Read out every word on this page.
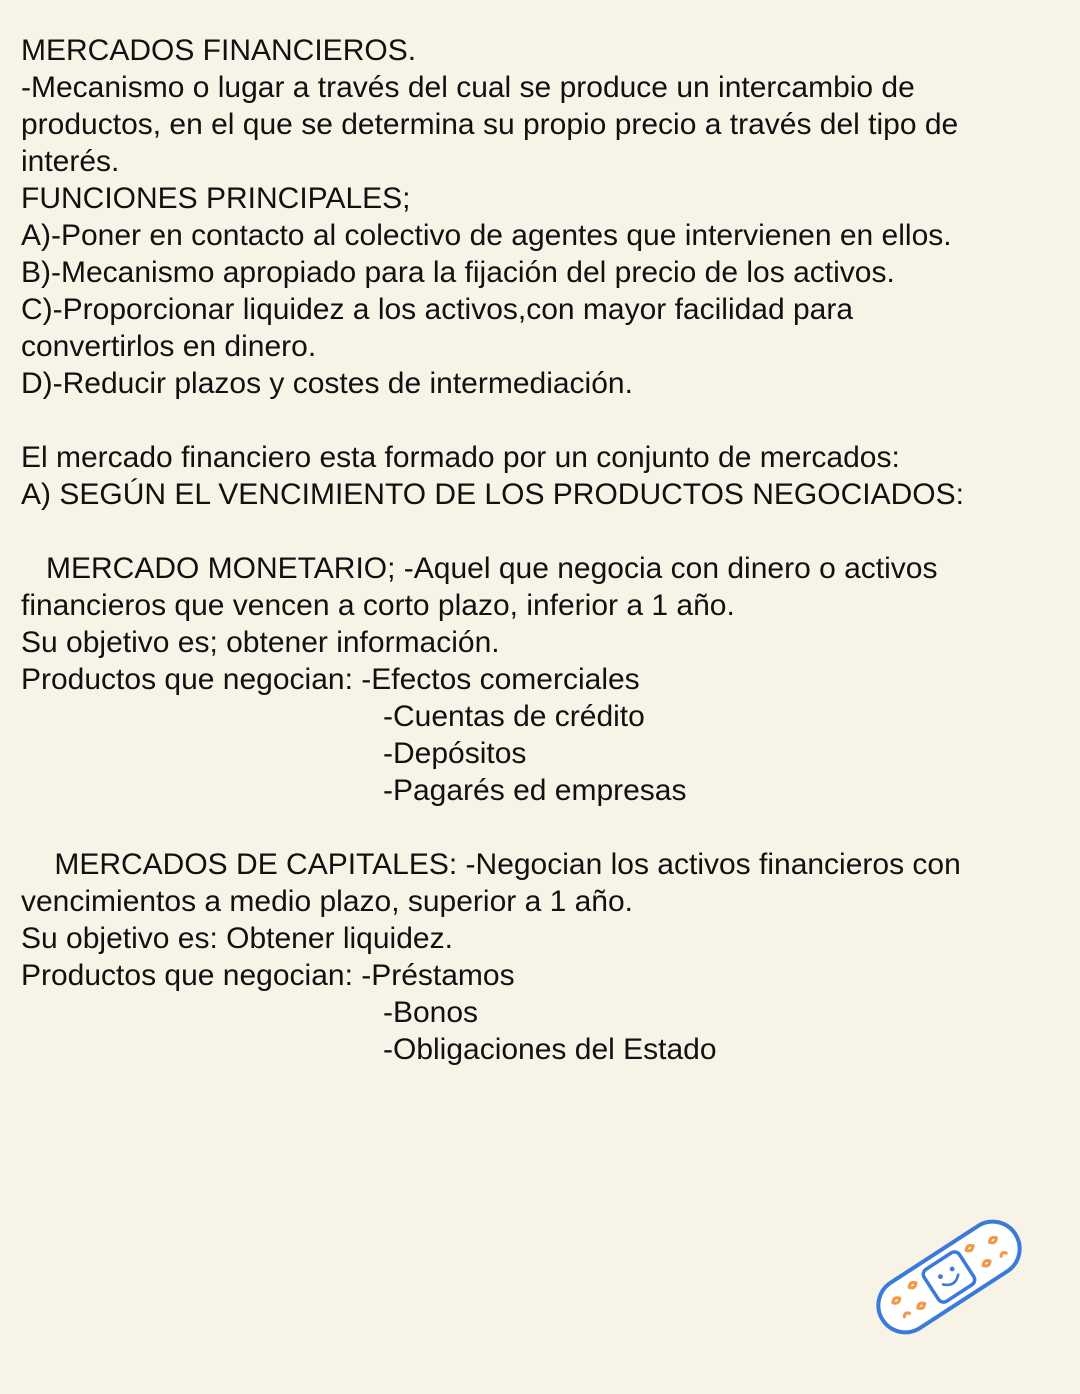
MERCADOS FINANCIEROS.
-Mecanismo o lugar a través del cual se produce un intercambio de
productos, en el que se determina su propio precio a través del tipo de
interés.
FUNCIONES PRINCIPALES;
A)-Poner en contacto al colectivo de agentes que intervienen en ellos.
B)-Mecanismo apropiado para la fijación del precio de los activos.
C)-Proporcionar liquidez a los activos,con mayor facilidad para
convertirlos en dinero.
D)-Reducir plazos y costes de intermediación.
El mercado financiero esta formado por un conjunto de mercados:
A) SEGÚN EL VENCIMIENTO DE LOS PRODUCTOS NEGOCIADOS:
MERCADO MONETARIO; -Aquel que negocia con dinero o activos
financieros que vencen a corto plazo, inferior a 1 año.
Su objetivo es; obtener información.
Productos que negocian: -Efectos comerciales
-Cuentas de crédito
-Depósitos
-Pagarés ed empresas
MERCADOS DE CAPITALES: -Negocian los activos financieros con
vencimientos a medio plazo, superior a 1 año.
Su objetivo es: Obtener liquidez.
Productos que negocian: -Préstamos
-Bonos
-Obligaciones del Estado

_____

__REQUIRED WORK__
Repeat the preceding records precisely, and leave every picture out of the copy.

__WRITTEN REPLY__
Read out every word on this page.
MERCADOS FINANCIEROS.
-Mecanismo o lugar a través del cual se produce un intercambio de
productos, en el que se determina su propio precio a través del tipo de
interés.
FUNCIONES PRINCIPALES;
A)-Poner en contacto al colectivo de agentes que intervienen en ellos.
B)-Mecanismo apropiado para la fijación del precio de los activos.
C)-Proporcionar liquidez a los activos,con mayor facilidad para
convertirlos en dinero.
D)-Reducir plazos y costes de intermediación.
El mercado financiero esta formado por un conjunto de mercados:
A) SEGÚN EL VENCIMIENTO DE LOS PRODUCTOS NEGOCIADOS:
MERCADO MONETARIO; -Aquel que negocia con dinero o activos
financieros que vencen a corto plazo, inferior a 1 año.
Su objetivo es; obtener información.
Productos que negocian: -Efectos comerciales
-Cuentas de crédito
-Depósitos
-Pagarés ed empresas
MERCADOS DE CAPITALES: -Negocian los activos financieros con
vencimientos a medio plazo, superior a 1 año.
Su objetivo es: Obtener liquidez.
Productos que negocian: -Préstamos
-Bonos
-Obligaciones del Estado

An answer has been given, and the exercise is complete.